■ GOAL ■
Look through the lines below and extract each one that contains "studia".

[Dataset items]

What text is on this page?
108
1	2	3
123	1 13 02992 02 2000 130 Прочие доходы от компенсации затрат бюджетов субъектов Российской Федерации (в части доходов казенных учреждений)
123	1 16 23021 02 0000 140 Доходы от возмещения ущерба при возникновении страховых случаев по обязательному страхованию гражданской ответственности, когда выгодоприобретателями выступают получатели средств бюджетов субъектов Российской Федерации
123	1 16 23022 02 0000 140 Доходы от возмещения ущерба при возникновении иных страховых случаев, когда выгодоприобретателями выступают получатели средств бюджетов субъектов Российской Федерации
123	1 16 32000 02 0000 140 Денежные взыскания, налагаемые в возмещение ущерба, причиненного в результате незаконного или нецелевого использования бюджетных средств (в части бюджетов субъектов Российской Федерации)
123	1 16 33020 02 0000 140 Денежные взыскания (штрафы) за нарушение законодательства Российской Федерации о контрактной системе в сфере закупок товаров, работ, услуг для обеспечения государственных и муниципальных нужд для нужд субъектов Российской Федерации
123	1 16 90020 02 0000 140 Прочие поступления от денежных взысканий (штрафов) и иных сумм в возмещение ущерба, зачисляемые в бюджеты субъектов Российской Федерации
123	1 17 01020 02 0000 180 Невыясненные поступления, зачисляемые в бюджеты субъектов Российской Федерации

---

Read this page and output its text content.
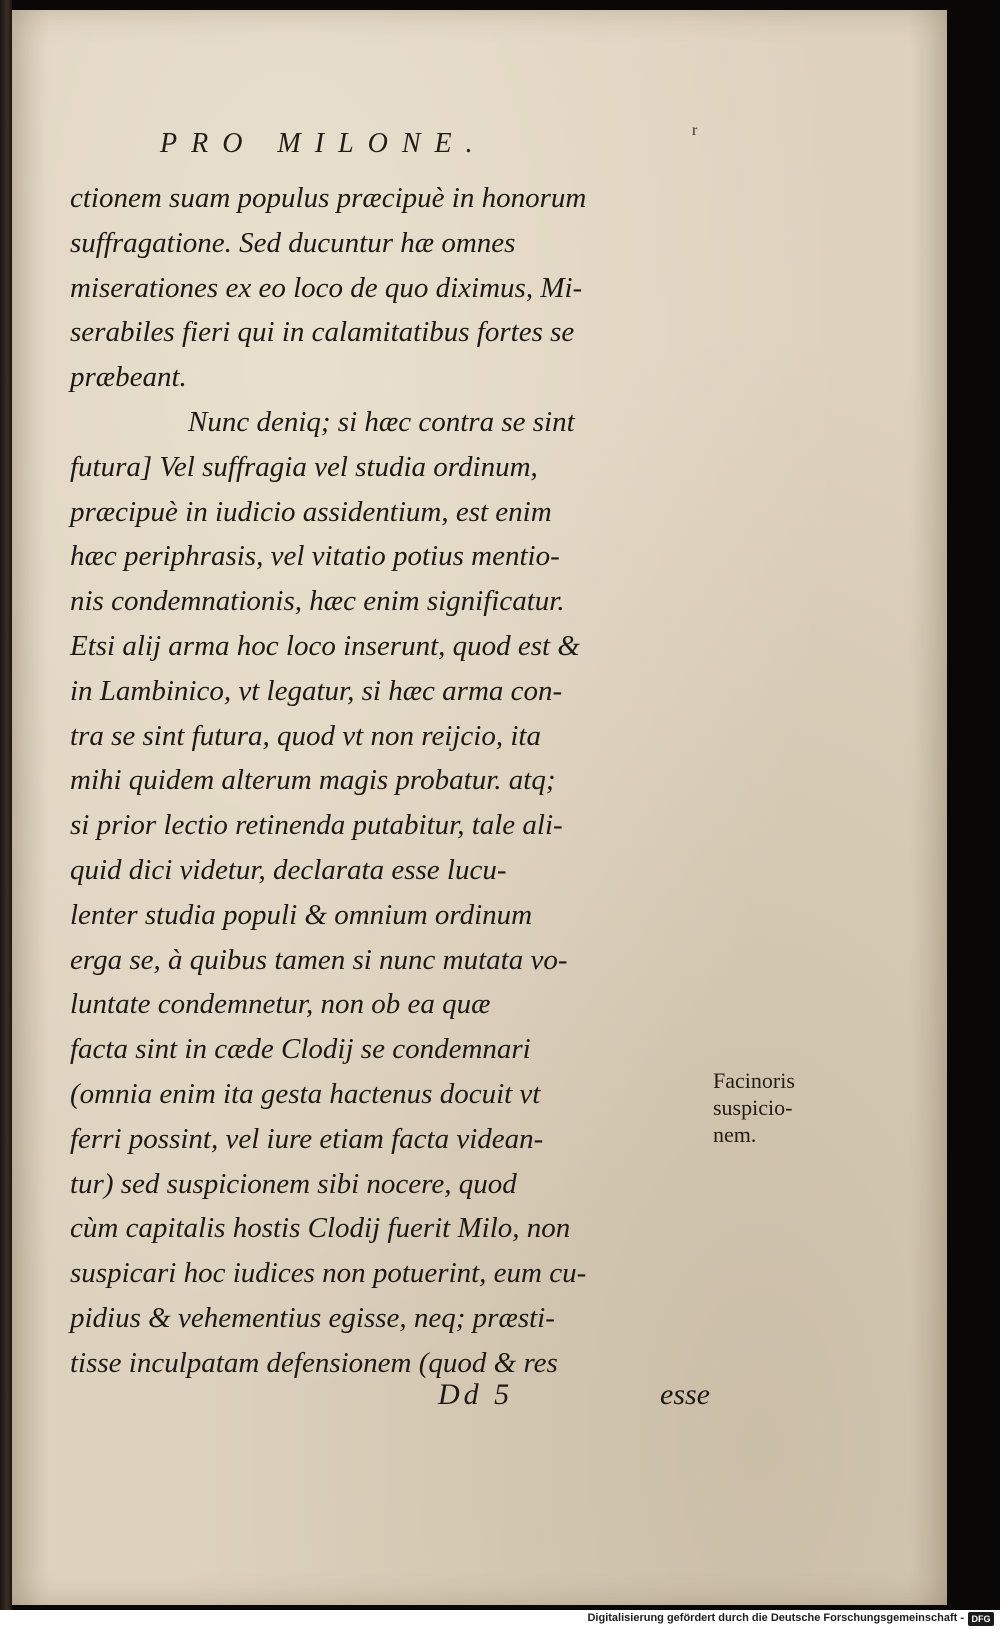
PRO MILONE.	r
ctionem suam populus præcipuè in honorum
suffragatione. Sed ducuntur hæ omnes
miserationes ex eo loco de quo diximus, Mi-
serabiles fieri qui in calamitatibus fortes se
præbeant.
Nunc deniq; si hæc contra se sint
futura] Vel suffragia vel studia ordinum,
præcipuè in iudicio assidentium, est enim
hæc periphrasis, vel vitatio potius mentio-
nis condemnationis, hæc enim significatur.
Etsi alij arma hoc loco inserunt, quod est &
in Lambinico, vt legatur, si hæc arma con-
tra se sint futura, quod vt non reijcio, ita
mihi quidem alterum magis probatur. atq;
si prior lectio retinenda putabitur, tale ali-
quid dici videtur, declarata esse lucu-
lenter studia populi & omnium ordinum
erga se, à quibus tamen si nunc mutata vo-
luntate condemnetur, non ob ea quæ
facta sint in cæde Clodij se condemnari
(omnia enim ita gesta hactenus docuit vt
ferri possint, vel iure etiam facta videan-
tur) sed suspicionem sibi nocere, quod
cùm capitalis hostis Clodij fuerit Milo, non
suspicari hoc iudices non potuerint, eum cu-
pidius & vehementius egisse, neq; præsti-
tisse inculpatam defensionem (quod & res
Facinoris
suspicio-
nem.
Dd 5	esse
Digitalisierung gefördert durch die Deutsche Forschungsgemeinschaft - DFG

■ OUTPUT OF THE EXERCISE ■
futura] Vel suffragia vel studia ordinum,
lenter studia populi & omnium ordinum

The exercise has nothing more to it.